# [Exercise task]
In the entries below, find the lines that contain the word "efficacy" and copy them.

# start of Record extracts

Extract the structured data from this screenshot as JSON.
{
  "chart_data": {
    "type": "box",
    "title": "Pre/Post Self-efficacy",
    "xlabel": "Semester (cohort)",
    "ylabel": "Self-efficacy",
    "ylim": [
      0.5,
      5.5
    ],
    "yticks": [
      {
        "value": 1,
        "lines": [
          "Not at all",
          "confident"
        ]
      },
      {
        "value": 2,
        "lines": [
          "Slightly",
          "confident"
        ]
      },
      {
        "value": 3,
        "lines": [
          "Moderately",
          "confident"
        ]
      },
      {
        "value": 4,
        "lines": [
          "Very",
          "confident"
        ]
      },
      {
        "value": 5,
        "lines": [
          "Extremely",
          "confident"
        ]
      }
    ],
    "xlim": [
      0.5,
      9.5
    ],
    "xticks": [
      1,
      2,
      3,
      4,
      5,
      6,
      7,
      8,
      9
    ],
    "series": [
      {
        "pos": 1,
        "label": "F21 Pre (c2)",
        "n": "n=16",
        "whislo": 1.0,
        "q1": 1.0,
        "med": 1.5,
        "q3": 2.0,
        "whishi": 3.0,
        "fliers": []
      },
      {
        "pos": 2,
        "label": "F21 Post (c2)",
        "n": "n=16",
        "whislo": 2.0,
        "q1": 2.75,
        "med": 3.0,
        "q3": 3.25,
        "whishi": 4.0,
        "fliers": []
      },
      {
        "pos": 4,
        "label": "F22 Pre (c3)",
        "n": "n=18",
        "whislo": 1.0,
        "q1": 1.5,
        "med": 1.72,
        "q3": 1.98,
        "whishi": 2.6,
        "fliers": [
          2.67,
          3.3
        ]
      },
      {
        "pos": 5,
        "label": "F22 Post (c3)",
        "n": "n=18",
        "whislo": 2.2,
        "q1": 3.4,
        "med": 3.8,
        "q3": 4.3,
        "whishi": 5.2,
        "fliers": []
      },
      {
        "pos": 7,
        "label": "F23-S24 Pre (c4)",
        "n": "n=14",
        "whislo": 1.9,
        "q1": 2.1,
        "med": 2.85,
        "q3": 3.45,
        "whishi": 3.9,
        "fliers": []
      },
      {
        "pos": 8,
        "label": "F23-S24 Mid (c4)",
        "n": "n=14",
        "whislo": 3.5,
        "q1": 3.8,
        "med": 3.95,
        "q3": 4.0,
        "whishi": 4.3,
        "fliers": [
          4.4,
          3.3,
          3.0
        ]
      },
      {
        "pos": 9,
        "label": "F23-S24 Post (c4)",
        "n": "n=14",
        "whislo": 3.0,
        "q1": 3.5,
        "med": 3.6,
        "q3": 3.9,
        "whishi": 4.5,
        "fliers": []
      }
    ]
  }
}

# end of Record extracts

# [Exercise output]
    "title": "Pre/Post Self-efficacy",
    "ylabel": "Self-efficacy",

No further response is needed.